● REQUIRED WORK: Reproduce each of the items below line for line, with no changes, and leave the pictures out of your answer.
[Start MATERIAL SHOWN]
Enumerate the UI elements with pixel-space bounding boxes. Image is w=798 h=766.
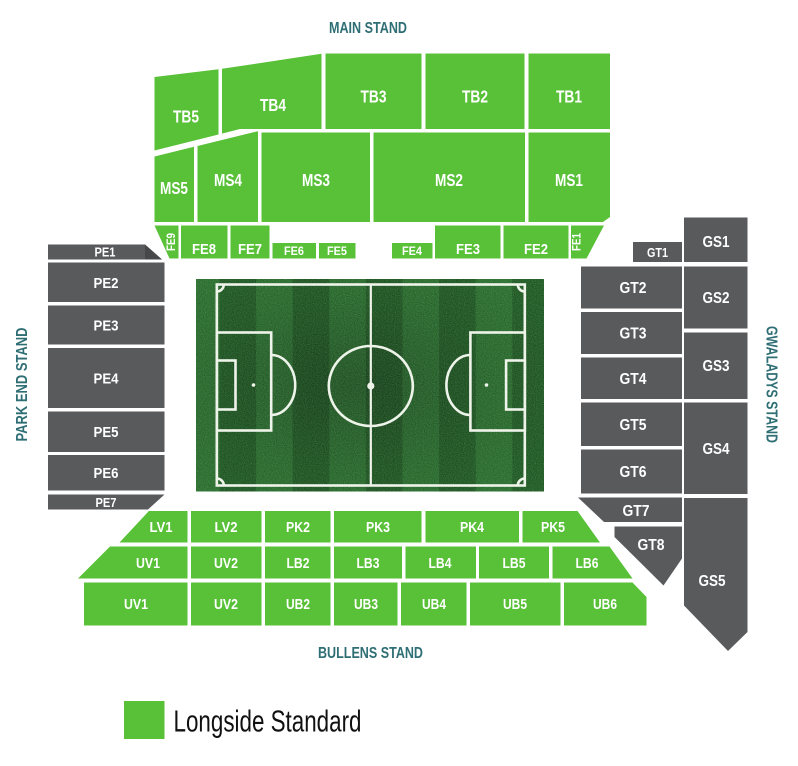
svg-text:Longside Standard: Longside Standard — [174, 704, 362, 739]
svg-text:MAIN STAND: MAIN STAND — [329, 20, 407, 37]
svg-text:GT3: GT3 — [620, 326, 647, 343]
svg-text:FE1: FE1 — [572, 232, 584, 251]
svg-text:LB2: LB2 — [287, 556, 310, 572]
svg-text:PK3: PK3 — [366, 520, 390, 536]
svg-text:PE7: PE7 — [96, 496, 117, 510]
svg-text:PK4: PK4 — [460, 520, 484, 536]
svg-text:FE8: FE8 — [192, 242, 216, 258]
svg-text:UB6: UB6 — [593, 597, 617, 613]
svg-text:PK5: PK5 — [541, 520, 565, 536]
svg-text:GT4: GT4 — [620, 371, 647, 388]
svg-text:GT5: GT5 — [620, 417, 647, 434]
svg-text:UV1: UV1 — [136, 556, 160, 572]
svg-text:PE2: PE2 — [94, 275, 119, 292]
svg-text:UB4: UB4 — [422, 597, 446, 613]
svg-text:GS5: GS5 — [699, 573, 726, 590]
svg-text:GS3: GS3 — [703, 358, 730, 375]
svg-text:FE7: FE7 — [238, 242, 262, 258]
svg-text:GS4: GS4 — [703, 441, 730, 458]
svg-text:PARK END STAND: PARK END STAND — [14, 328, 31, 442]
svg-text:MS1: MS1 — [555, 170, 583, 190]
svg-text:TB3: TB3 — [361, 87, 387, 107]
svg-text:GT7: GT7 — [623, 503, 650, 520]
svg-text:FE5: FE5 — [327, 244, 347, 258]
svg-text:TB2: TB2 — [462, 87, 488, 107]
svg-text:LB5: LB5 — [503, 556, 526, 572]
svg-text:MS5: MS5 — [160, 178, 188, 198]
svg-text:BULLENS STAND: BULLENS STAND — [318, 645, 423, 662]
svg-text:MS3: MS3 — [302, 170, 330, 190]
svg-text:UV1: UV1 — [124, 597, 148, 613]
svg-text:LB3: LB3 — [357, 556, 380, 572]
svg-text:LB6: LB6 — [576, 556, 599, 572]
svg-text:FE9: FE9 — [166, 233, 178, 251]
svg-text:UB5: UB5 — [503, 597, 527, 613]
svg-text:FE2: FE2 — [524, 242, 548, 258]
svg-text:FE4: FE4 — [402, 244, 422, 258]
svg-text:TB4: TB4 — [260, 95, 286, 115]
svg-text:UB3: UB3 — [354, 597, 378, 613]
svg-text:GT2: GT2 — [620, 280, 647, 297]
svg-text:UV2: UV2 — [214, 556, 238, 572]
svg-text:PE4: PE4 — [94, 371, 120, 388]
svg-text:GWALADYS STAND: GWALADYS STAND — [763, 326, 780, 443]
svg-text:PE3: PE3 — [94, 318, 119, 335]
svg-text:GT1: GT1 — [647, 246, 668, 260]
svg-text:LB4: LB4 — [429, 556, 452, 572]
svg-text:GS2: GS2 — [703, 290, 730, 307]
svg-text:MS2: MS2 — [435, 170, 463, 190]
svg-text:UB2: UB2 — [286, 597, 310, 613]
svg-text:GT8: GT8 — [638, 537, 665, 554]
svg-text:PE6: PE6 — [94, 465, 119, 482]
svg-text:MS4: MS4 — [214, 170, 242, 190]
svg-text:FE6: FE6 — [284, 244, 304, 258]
[End MATERIAL SHOWN]
● SOLUTION TO THIS EXERCISE:
Enumerate the UI elements with pixel-space bounding boxes. Image is w=798 h=766.
svg-text:Longside Standard: Longside Standard — [174, 704, 362, 739]
svg-text:MAIN STAND: MAIN STAND — [329, 20, 407, 37]
svg-text:GT3: GT3 — [620, 326, 647, 343]
svg-text:FE1: FE1 — [572, 232, 584, 251]
svg-text:LB2: LB2 — [287, 556, 310, 572]
svg-text:PK3: PK3 — [366, 520, 390, 536]
svg-text:PE7: PE7 — [96, 496, 117, 510]
svg-text:PK4: PK4 — [460, 520, 484, 536]
svg-text:FE8: FE8 — [192, 242, 216, 258]
svg-text:UB6: UB6 — [593, 597, 617, 613]
svg-text:PK5: PK5 — [541, 520, 565, 536]
svg-text:GT4: GT4 — [620, 371, 647, 388]
svg-text:GT5: GT5 — [620, 417, 647, 434]
svg-text:UV1: UV1 — [136, 556, 160, 572]
svg-text:PE2: PE2 — [94, 275, 119, 292]
svg-text:UB4: UB4 — [422, 597, 446, 613]
svg-text:GS5: GS5 — [699, 573, 726, 590]
svg-text:GS3: GS3 — [703, 358, 730, 375]
svg-text:FE7: FE7 — [238, 242, 262, 258]
svg-text:GS4: GS4 — [703, 441, 730, 458]
svg-text:PARK END STAND: PARK END STAND — [14, 328, 31, 442]
svg-text:MS1: MS1 — [555, 170, 583, 190]
svg-text:TB3: TB3 — [361, 87, 387, 107]
svg-text:GT7: GT7 — [623, 503, 650, 520]
svg-text:FE5: FE5 — [327, 244, 347, 258]
svg-text:TB2: TB2 — [462, 87, 488, 107]
svg-text:LB5: LB5 — [503, 556, 526, 572]
svg-text:MS5: MS5 — [160, 178, 188, 198]
svg-text:BULLENS STAND: BULLENS STAND — [318, 645, 423, 662]
svg-text:MS3: MS3 — [302, 170, 330, 190]
svg-text:UV1: UV1 — [124, 597, 148, 613]
svg-text:LB3: LB3 — [357, 556, 380, 572]
svg-text:LB6: LB6 — [576, 556, 599, 572]
svg-text:FE9: FE9 — [166, 233, 178, 251]
svg-text:UB5: UB5 — [503, 597, 527, 613]
svg-text:FE2: FE2 — [524, 242, 548, 258]
svg-text:FE4: FE4 — [402, 244, 422, 258]
svg-text:TB4: TB4 — [260, 95, 286, 115]
svg-text:UB3: UB3 — [354, 597, 378, 613]
svg-text:GT2: GT2 — [620, 280, 647, 297]
svg-text:UV2: UV2 — [214, 556, 238, 572]
svg-text:PE4: PE4 — [94, 371, 120, 388]
svg-text:GWALADYS STAND: GWALADYS STAND — [763, 326, 780, 443]
svg-text:PE3: PE3 — [94, 318, 119, 335]
svg-text:GT1: GT1 — [647, 246, 668, 260]
svg-text:LB4: LB4 — [429, 556, 452, 572]
svg-text:GS2: GS2 — [703, 290, 730, 307]
svg-text:MS2: MS2 — [435, 170, 463, 190]
svg-text:UB2: UB2 — [286, 597, 310, 613]
svg-text:GT8: GT8 — [638, 537, 665, 554]
svg-text:PE6: PE6 — [94, 465, 119, 482]
svg-text:MS4: MS4 — [214, 170, 242, 190]
svg-text:FE6: FE6 — [284, 244, 304, 258]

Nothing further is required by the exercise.